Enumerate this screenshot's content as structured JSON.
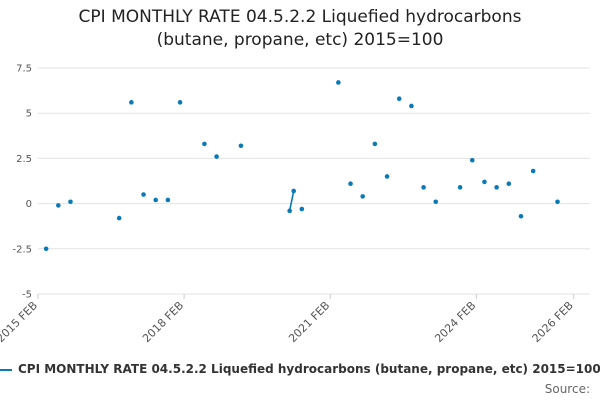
{
  "title_lines": [
    "CPI MONTHLY RATE 04.5.2.2 Liquefied hydrocarbons",
    "(butane, propane, etc) 2015=100"
  ],
  "legend_label": "CPI MONTHLY RATE 04.5.2.2 Liquefied hydrocarbons (butane, propane, etc) 2015=100",
  "source_label": "Source:",
  "series_color": "#0a7ab7",
  "chart_data": {
    "type": "scatter",
    "title": "CPI MONTHLY RATE 04.5.2.2 Liquefied hydrocarbons (butane, propane, etc) 2015=100",
    "xlabel": "",
    "ylabel": "",
    "ylim": [
      -5,
      7.5
    ],
    "y_ticks": [
      -5,
      -2.5,
      0,
      2.5,
      5,
      7.5
    ],
    "y_tick_labels": [
      "-5",
      "-2.5",
      "0",
      "2.5",
      "5",
      "7.5"
    ],
    "x_range": [
      2015.083,
      2026.417
    ],
    "x_ticks": [
      2015.083,
      2018.083,
      2021.083,
      2024.083,
      2026.083
    ],
    "x_tick_labels": [
      "2015 FEB",
      "2018 FEB",
      "2021 FEB",
      "2024 FEB",
      "2026 FEB"
    ],
    "grid": "horizontal",
    "legend": "bottom",
    "series": [
      {
        "name": "CPI MONTHLY RATE 04.5.2.2 Liquefied hydrocarbons (butane, propane, etc) 2015=100",
        "points": [
          {
            "x": 2015.25,
            "y": -2.5
          },
          {
            "x": 2015.5,
            "y": -0.1
          },
          {
            "x": 2015.75,
            "y": 0.1
          },
          {
            "x": 2016.75,
            "y": -0.8
          },
          {
            "x": 2017.0,
            "y": 5.6
          },
          {
            "x": 2017.25,
            "y": 0.5
          },
          {
            "x": 2017.5,
            "y": 0.2
          },
          {
            "x": 2017.75,
            "y": 0.2
          },
          {
            "x": 2018.0,
            "y": 5.6
          },
          {
            "x": 2018.5,
            "y": 3.3
          },
          {
            "x": 2018.75,
            "y": 2.6
          },
          {
            "x": 2019.25,
            "y": 3.2
          },
          {
            "x": 2020.25,
            "y": -0.4
          },
          {
            "x": 2020.333,
            "y": 0.7
          },
          {
            "x": 2020.5,
            "y": -0.3
          },
          {
            "x": 2021.25,
            "y": 6.7
          },
          {
            "x": 2021.5,
            "y": 1.1
          },
          {
            "x": 2021.75,
            "y": 0.4
          },
          {
            "x": 2022.0,
            "y": 3.3
          },
          {
            "x": 2022.25,
            "y": 1.5
          },
          {
            "x": 2022.5,
            "y": 5.8
          },
          {
            "x": 2022.75,
            "y": 5.4
          },
          {
            "x": 2023.0,
            "y": 0.9
          },
          {
            "x": 2023.25,
            "y": 0.1
          },
          {
            "x": 2023.75,
            "y": 0.9
          },
          {
            "x": 2024.0,
            "y": 2.4
          },
          {
            "x": 2024.25,
            "y": 1.2
          },
          {
            "x": 2024.5,
            "y": 0.9
          },
          {
            "x": 2024.75,
            "y": 1.1
          },
          {
            "x": 2025.0,
            "y": -0.7
          },
          {
            "x": 2025.25,
            "y": 1.8
          },
          {
            "x": 2025.75,
            "y": 0.1
          }
        ],
        "connected_segments": [
          [
            2020.25,
            2020.333
          ]
        ]
      }
    ]
  }
}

_WHAT IS NEEDED_: Go through the material above and count the lines that include "hydrocarbons". Give the number alone.

_SOLUTION BELOW_: 4